──────── Records for this exercise ────────

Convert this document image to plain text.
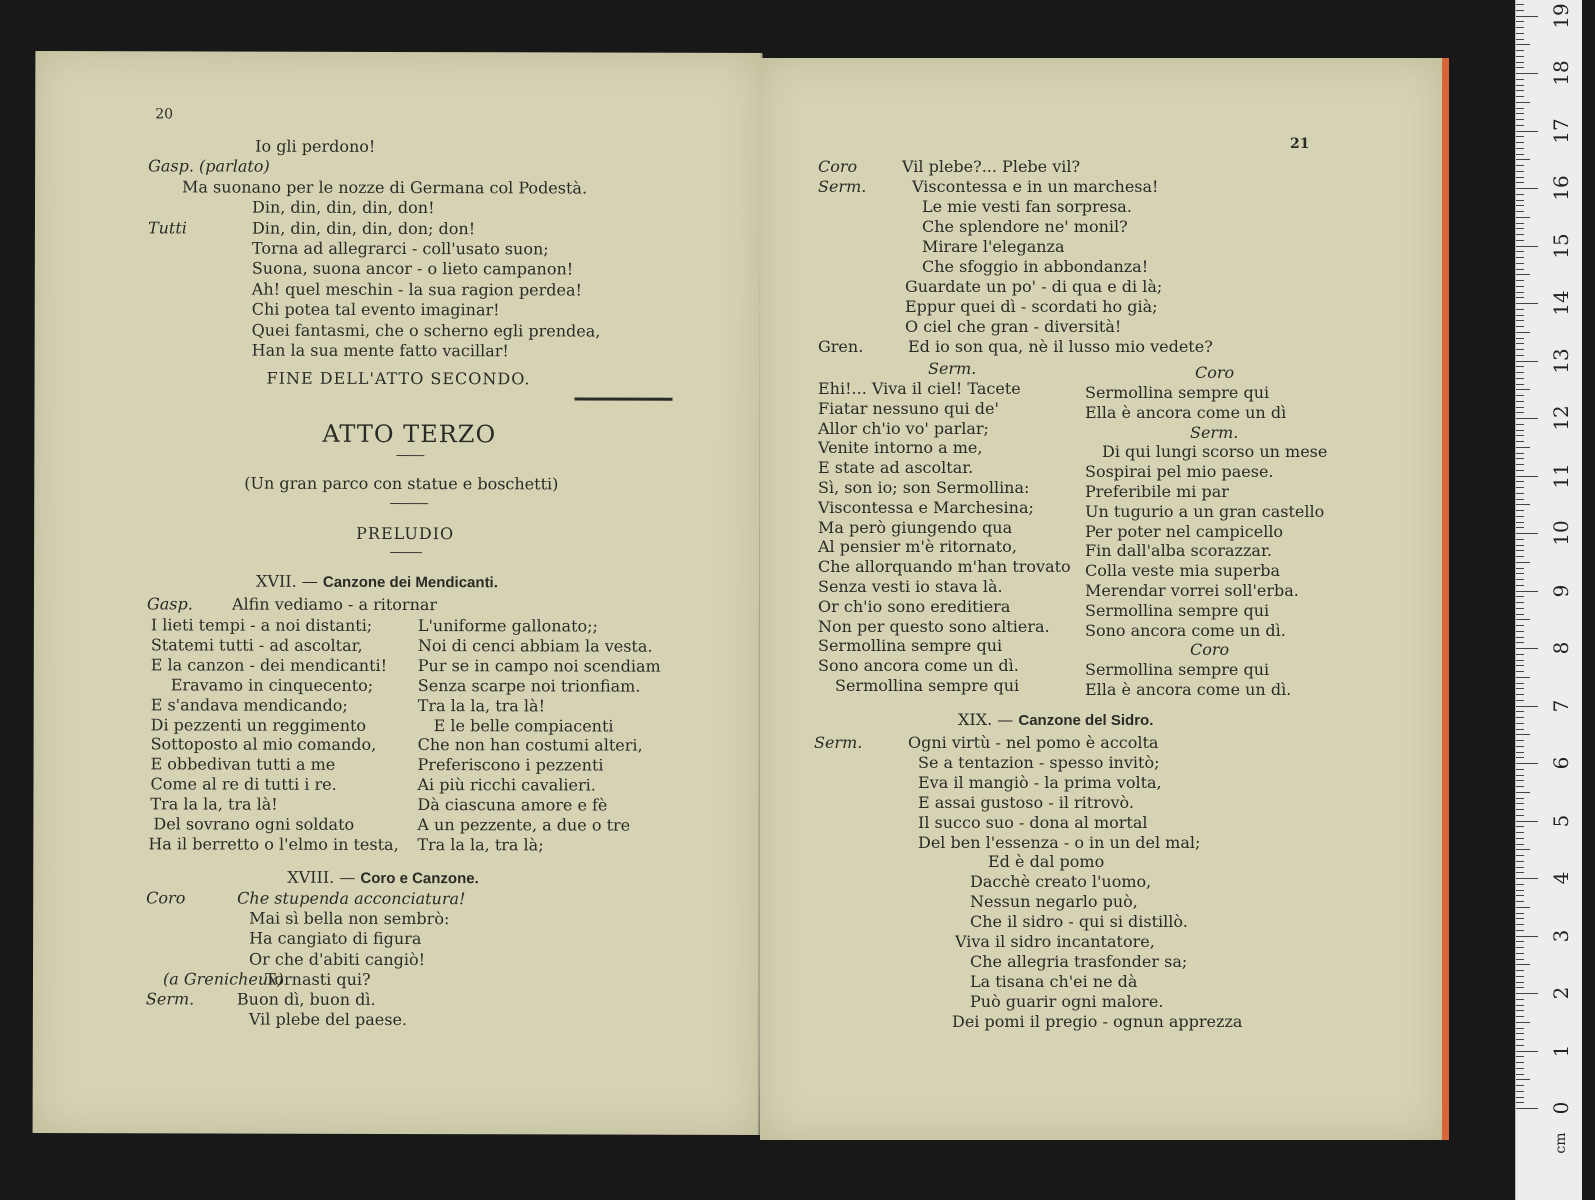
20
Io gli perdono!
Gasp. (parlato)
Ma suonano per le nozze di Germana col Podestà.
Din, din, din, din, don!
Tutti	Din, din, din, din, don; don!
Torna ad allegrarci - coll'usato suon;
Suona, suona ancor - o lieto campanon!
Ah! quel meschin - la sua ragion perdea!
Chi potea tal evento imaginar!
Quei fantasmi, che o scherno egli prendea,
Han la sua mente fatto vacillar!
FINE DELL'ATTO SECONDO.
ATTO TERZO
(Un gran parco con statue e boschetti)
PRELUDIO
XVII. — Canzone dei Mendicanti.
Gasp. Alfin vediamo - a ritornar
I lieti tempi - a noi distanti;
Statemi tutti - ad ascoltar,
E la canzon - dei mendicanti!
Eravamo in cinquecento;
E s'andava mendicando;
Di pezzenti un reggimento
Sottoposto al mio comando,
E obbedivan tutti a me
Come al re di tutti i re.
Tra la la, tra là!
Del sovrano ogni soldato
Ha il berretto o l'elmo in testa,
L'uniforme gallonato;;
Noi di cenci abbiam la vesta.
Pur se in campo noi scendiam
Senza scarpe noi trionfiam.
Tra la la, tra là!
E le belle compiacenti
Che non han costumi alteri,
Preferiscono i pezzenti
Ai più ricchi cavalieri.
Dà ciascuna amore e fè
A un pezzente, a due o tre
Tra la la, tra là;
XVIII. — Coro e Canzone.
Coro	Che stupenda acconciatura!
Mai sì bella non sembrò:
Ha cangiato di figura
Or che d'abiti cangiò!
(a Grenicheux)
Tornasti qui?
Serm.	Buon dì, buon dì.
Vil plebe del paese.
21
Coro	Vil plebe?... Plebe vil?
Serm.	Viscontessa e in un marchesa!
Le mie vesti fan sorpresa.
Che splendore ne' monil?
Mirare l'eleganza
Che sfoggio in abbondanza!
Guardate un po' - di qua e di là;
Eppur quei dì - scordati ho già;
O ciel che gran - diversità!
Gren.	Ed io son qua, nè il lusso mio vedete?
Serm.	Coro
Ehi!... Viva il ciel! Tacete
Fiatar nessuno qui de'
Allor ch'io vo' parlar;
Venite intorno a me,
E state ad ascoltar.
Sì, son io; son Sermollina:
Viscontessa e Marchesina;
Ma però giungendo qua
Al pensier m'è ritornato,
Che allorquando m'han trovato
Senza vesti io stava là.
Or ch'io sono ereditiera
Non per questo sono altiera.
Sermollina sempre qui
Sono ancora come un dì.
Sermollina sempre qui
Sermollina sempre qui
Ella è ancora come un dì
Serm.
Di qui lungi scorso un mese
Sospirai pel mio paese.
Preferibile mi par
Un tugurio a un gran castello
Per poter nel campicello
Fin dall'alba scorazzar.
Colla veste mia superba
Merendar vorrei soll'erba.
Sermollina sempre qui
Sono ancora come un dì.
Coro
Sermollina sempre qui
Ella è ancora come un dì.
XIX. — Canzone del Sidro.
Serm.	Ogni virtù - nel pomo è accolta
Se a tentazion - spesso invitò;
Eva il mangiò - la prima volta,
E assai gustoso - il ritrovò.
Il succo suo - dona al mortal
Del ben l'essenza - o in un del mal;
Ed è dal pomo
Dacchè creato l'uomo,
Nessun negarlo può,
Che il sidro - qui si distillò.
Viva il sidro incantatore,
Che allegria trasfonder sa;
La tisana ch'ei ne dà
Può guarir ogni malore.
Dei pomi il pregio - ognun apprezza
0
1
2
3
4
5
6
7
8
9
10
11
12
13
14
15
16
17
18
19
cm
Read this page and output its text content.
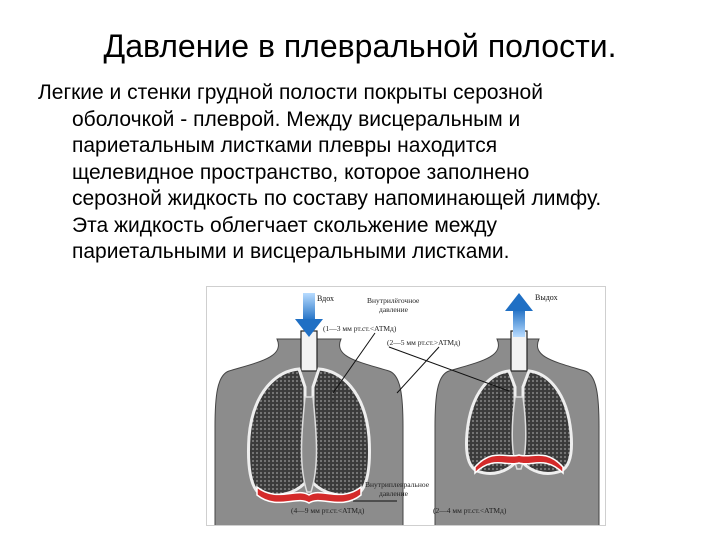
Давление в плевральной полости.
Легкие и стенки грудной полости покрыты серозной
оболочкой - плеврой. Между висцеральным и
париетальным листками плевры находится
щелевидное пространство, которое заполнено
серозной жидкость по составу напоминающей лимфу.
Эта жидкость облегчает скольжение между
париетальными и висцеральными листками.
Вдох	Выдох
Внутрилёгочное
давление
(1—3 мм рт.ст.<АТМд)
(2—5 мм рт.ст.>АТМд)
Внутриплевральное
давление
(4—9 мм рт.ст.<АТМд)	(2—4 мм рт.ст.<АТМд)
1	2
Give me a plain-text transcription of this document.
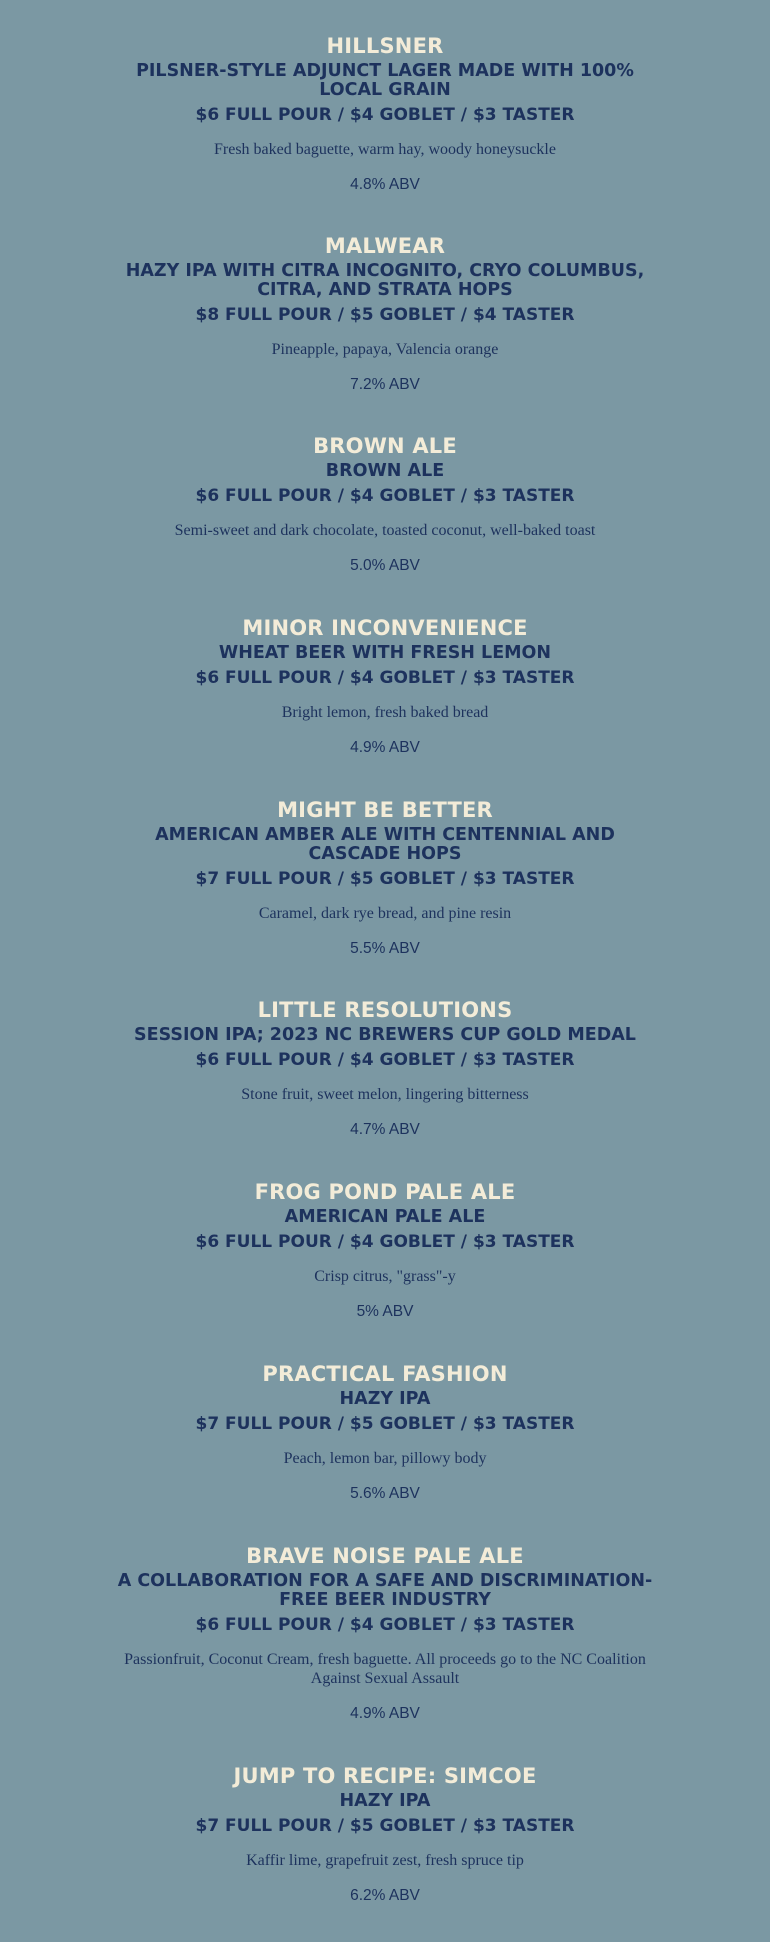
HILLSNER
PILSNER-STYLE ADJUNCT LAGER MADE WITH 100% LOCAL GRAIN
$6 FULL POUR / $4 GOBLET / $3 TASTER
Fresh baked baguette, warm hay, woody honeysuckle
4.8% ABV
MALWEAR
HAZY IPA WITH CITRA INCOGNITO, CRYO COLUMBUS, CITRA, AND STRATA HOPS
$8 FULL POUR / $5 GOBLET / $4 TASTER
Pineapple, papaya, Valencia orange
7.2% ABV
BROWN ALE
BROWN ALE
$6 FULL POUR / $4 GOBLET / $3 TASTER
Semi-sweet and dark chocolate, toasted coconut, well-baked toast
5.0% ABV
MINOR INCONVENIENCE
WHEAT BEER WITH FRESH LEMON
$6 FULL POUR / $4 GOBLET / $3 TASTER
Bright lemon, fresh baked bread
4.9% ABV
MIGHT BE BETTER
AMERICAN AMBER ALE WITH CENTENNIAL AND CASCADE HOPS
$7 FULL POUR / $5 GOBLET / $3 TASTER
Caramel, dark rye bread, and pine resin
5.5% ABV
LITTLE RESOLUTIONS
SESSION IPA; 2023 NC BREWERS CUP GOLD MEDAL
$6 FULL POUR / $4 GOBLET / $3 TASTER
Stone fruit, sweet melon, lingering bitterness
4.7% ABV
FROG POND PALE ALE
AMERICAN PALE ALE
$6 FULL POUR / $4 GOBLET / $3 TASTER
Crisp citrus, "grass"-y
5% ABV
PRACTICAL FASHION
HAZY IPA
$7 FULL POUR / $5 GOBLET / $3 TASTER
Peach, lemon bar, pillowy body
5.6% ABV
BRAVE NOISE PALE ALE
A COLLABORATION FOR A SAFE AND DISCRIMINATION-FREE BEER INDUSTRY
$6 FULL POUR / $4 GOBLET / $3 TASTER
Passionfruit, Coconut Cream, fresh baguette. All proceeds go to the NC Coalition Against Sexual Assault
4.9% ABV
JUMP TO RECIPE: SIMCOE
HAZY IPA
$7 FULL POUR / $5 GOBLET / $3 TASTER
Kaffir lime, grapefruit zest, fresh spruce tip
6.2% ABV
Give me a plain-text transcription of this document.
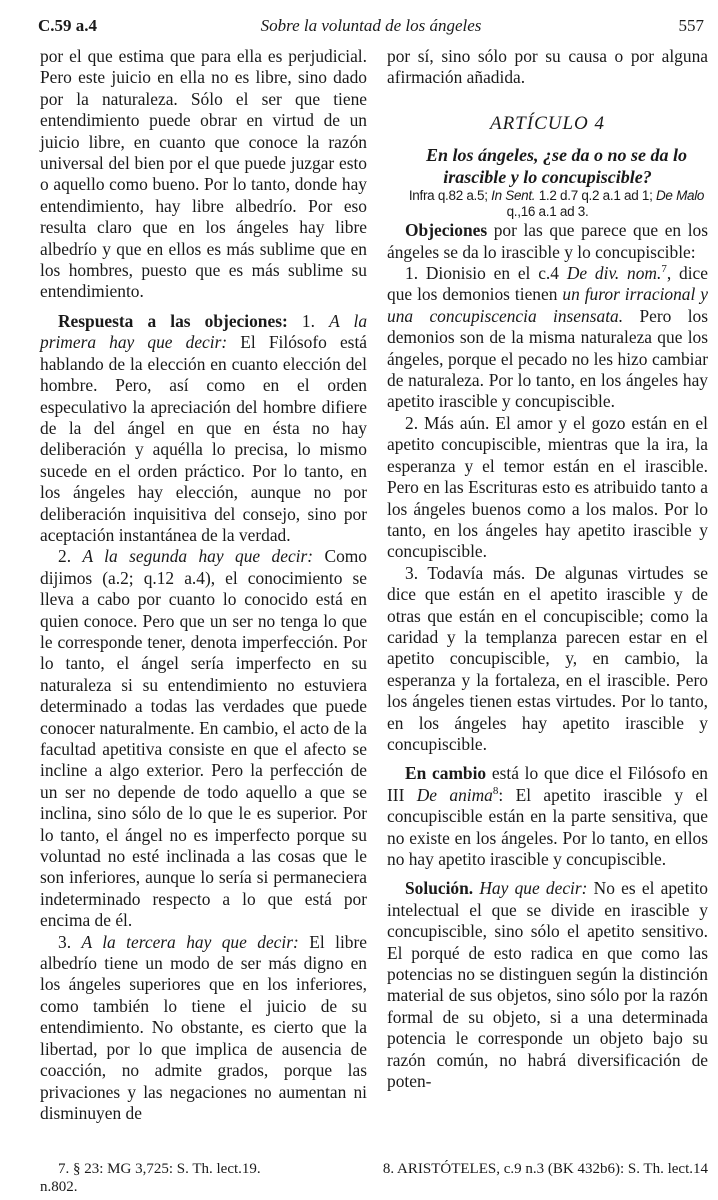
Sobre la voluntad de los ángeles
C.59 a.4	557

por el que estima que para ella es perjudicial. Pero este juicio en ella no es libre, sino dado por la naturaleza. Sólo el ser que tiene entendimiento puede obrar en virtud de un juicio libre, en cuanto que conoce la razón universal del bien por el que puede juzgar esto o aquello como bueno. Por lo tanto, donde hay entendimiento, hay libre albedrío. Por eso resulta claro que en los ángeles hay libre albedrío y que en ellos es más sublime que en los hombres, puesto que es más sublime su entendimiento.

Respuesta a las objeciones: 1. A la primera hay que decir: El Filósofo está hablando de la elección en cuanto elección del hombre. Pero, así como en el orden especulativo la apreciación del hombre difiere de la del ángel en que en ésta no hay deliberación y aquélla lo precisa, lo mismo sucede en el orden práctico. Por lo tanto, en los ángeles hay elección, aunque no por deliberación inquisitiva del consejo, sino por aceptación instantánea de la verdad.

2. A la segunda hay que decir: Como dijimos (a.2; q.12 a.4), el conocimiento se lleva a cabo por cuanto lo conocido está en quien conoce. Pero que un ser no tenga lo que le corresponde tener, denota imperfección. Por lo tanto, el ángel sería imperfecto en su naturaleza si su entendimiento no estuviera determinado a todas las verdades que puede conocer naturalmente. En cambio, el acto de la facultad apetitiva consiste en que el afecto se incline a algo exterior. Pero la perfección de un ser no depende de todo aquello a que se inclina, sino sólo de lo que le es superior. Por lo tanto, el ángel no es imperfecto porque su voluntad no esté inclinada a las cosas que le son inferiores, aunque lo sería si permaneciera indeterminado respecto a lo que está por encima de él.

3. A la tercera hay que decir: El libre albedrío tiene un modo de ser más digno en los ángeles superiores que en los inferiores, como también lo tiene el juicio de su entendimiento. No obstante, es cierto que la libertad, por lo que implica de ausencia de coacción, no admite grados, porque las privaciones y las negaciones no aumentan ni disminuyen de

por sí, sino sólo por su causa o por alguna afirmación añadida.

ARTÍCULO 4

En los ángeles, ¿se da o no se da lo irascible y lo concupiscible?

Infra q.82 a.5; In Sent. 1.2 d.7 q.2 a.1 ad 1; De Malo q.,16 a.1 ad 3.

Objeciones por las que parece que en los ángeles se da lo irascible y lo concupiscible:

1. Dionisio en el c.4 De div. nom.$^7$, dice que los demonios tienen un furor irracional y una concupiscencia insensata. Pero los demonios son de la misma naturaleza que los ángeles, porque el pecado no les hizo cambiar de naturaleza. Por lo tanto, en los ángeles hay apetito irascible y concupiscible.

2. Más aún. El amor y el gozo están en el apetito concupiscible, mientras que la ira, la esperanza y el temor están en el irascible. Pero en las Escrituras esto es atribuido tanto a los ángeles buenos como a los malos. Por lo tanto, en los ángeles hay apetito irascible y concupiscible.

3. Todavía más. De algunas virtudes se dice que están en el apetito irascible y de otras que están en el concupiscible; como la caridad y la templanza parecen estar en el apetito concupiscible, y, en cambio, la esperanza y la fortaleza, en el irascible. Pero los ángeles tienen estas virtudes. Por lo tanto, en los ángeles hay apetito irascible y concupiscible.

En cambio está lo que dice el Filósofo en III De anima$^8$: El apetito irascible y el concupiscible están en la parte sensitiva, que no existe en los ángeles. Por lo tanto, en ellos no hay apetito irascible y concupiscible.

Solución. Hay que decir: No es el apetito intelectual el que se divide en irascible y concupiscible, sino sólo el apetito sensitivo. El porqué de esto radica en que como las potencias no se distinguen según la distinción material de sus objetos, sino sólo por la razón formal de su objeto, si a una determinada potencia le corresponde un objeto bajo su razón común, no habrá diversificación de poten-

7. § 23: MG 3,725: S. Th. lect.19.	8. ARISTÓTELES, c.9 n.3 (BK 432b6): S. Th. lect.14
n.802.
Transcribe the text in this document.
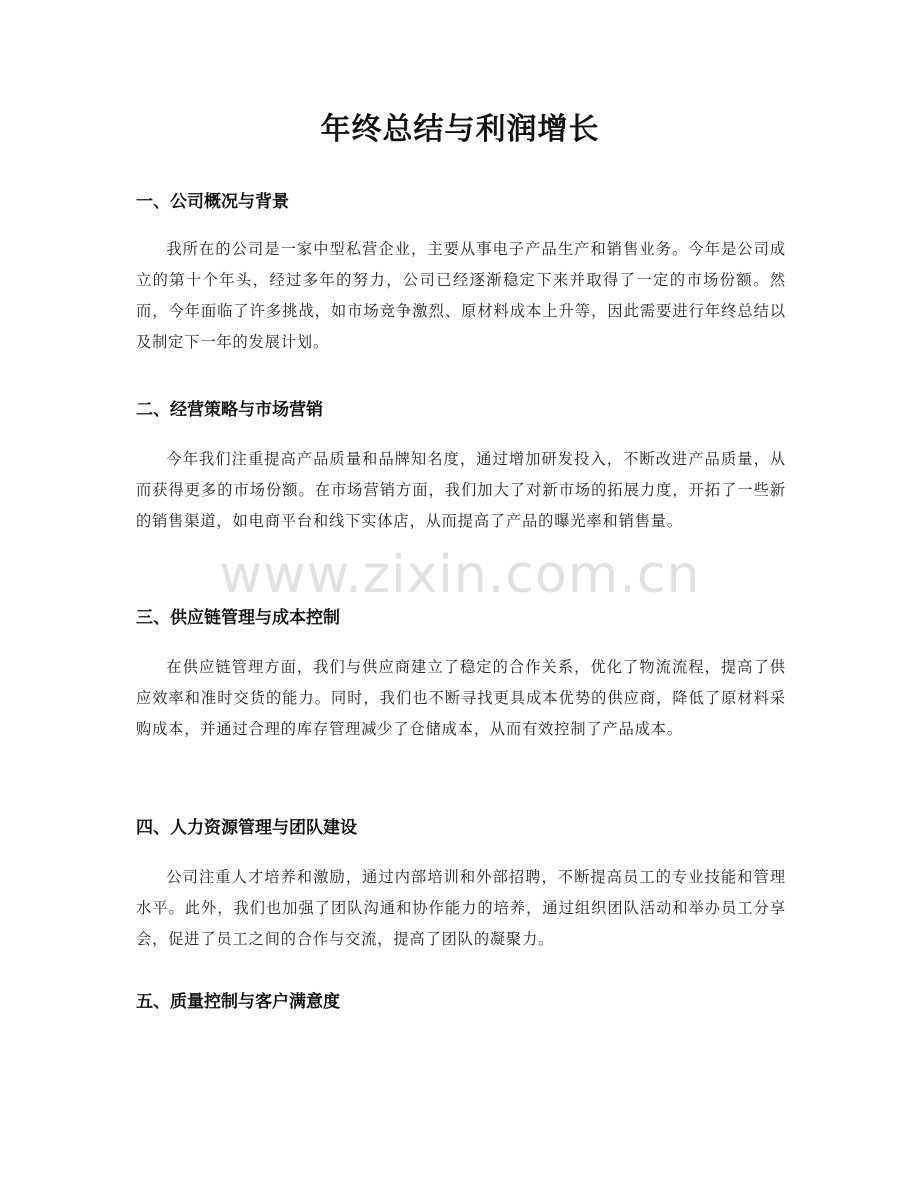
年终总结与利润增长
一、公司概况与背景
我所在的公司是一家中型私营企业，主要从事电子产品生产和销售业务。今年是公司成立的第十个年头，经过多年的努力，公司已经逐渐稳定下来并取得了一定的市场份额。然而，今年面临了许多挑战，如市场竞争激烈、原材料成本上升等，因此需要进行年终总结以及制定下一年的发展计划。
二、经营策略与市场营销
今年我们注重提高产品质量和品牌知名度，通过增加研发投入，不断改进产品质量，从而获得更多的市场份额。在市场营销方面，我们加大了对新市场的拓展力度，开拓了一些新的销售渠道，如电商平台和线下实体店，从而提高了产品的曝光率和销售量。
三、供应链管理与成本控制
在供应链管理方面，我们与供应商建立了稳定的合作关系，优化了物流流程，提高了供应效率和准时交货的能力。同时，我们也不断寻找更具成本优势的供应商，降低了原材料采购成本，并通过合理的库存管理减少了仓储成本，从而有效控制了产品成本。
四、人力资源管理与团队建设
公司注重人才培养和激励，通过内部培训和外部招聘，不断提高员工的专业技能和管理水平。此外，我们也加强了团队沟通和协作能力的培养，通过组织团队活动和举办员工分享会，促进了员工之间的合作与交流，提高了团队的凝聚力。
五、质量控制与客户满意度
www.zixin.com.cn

────────

#### What the task requires
Which lines hold the word "paese"? Copy every one of them.

#### Response to this exercise
Vil plebe del paese.
Sospirai pel mio paese.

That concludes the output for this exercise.